● **Exercise details**:
Take the listing and print it in full, exactly as given.

● **Entries provided**:
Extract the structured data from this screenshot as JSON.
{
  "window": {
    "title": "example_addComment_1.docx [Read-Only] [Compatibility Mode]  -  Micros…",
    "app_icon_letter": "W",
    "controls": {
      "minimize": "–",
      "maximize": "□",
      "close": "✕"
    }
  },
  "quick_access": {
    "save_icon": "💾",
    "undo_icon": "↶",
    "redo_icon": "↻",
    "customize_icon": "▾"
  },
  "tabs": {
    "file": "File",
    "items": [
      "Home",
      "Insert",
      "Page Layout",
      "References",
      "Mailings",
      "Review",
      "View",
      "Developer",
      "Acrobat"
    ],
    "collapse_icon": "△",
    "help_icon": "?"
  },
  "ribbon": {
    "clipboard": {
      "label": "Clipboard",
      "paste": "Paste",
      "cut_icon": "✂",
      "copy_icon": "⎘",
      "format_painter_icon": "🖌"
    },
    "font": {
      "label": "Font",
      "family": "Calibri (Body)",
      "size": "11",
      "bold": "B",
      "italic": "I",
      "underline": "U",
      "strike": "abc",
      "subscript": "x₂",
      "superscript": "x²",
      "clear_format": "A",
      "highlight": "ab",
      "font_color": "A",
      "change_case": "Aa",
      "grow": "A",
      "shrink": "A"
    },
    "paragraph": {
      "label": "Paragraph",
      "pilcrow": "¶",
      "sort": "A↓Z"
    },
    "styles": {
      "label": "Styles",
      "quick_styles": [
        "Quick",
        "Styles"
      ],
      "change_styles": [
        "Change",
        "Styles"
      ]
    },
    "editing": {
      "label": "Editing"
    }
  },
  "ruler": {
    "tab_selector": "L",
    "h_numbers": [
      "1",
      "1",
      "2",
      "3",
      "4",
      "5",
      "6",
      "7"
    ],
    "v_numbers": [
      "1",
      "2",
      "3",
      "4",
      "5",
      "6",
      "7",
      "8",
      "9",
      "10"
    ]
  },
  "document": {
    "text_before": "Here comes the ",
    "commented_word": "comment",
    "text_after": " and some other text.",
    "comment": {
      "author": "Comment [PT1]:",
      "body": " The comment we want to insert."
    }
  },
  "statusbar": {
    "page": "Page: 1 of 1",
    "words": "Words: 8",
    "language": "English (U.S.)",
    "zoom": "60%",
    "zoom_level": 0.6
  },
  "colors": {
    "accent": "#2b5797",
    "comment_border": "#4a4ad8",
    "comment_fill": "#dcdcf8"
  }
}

● **Answer**:
Extract the structured data from this screenshot as JSON.
{
  "window": {
    "title": "example_addComment_1.docx [Read-Only] [Compatibility Mode]  -  Micros…",
    "app_icon_letter": "W",
    "controls": {
      "minimize": "–",
      "maximize": "□",
      "close": "✕"
    }
  },
  "quick_access": {
    "save_icon": "💾",
    "undo_icon": "↶",
    "redo_icon": "↻",
    "customize_icon": "▾"
  },
  "tabs": {
    "file": "File",
    "items": [
      "Home",
      "Insert",
      "Page Layout",
      "References",
      "Mailings",
      "Review",
      "View",
      "Developer",
      "Acrobat"
    ],
    "collapse_icon": "△",
    "help_icon": "?"
  },
  "ribbon": {
    "clipboard": {
      "label": "Clipboard",
      "paste": "Paste",
      "cut_icon": "✂",
      "copy_icon": "⎘",
      "format_painter_icon": "🖌"
    },
    "font": {
      "label": "Font",
      "family": "Calibri (Body)",
      "size": "11",
      "bold": "B",
      "italic": "I",
      "underline": "U",
      "strike": "abc",
      "subscript": "x₂",
      "superscript": "x²",
      "clear_format": "A",
      "highlight": "ab",
      "font_color": "A",
      "change_case": "Aa",
      "grow": "A",
      "shrink": "A"
    },
    "paragraph": {
      "label": "Paragraph",
      "pilcrow": "¶",
      "sort": "A↓Z"
    },
    "styles": {
      "label": "Styles",
      "quick_styles": [
        "Quick",
        "Styles"
      ],
      "change_styles": [
        "Change",
        "Styles"
      ]
    },
    "editing": {
      "label": "Editing"
    }
  },
  "ruler": {
    "tab_selector": "L",
    "h_numbers": [
      "1",
      "1",
      "2",
      "3",
      "4",
      "5",
      "6",
      "7"
    ],
    "v_numbers": [
      "1",
      "2",
      "3",
      "4",
      "5",
      "6",
      "7",
      "8",
      "9",
      "10"
    ]
  },
  "document": {
    "text_before": "Here comes the ",
    "commented_word": "comment",
    "text_after": " and some other text.",
    "comment": {
      "author": "Comment [PT1]:",
      "body": " The comment we want to insert."
    }
  },
  "statusbar": {
    "page": "Page: 1 of 1",
    "words": "Words: 8",
    "language": "English (U.S.)",
    "zoom": "60%",
    "zoom_level": 0.6
  },
  "colors": {
    "accent": "#2b5797",
    "comment_border": "#4a4ad8",
    "comment_fill": "#dcdcf8"
  }
}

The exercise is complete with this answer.